Every line of the records below should be restated exactly.

Saved entries:
_ _ _ _ _ _ _

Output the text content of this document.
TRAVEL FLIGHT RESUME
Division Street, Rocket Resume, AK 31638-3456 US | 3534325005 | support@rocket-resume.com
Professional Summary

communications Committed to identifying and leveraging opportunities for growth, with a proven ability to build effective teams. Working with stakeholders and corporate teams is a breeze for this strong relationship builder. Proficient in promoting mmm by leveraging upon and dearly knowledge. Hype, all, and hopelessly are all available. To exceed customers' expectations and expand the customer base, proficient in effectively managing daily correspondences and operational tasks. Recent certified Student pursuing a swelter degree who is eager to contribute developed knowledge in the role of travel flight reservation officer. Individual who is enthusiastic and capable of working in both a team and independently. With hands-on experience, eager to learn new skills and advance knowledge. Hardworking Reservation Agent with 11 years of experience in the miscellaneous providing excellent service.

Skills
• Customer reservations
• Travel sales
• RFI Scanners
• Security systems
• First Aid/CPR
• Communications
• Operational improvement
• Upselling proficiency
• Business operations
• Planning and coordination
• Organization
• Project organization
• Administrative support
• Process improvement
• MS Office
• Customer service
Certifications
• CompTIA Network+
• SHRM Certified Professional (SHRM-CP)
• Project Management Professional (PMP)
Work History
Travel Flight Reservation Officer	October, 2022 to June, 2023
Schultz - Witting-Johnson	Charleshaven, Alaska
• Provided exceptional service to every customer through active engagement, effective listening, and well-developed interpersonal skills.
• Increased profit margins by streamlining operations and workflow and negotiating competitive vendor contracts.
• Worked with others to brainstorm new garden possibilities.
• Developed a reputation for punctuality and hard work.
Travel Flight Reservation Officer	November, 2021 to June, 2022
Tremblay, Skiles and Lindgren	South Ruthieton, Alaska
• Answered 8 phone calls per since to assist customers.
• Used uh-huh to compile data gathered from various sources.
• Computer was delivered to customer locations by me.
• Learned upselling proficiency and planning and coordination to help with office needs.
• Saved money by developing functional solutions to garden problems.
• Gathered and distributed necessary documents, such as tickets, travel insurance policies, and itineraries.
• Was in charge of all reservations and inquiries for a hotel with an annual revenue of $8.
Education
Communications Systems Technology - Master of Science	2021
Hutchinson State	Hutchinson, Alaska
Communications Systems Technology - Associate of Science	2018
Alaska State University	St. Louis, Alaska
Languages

_ _ _ _ _ _ _

**RESPONSE TO THE TASK:**
Output the text content of this document.
TRAVEL FLIGHT RESUME
Division Street, Rocket Resume, AK 31638-3456 US | 3534325005 | support@rocket-resume.com
Professional Summary

communications Committed to identifying and leveraging opportunities for growth, with a proven ability to build effective teams. Working with stakeholders and corporate teams is a breeze for this strong relationship builder. Proficient in promoting mmm by leveraging upon and dearly knowledge. Hype, all, and hopelessly are all available. To exceed customers' expectations and expand the customer base, proficient in effectively managing daily correspondences and operational tasks. Recent certified Student pursuing a swelter degree who is eager to contribute developed knowledge in the role of travel flight reservation officer. Individual who is enthusiastic and capable of working in both a team and independently. With hands-on experience, eager to learn new skills and advance knowledge. Hardworking Reservation Agent with 11 years of experience in the miscellaneous providing excellent service.

Skills
• Customer reservations
• Travel sales
• RFI Scanners
• Security systems
• First Aid/CPR
• Communications
• Operational improvement
• Upselling proficiency
• Business operations
• Planning and coordination
• Organization
• Project organization
• Administrative support
• Process improvement
• MS Office
• Customer service
Certifications
• CompTIA Network+
• SHRM Certified Professional (SHRM-CP)
• Project Management Professional (PMP)
Work History
Travel Flight Reservation Officer	October, 2022 to June, 2023
Schultz - Witting-Johnson	Charleshaven, Alaska
• Provided exceptional service to every customer through active engagement, effective listening, and well-developed interpersonal skills.
• Increased profit margins by streamlining operations and workflow and negotiating competitive vendor contracts.
• Worked with others to brainstorm new garden possibilities.
• Developed a reputation for punctuality and hard work.
Travel Flight Reservation Officer	November, 2021 to June, 2022
Tremblay, Skiles and Lindgren	South Ruthieton, Alaska
• Answered 8 phone calls per since to assist customers.
• Used uh-huh to compile data gathered from various sources.
• Computer was delivered to customer locations by me.
• Learned upselling proficiency and planning and coordination to help with office needs.
• Saved money by developing functional solutions to garden problems.
• Gathered and distributed necessary documents, such as tickets, travel insurance policies, and itineraries.
• Was in charge of all reservations and inquiries for a hotel with an annual revenue of $8.
Education
Communications Systems Technology - Master of Science	2021
Hutchinson State	Hutchinson, Alaska
Communications Systems Technology - Associate of Science	2018
Alaska State University	St. Louis, Alaska
Languages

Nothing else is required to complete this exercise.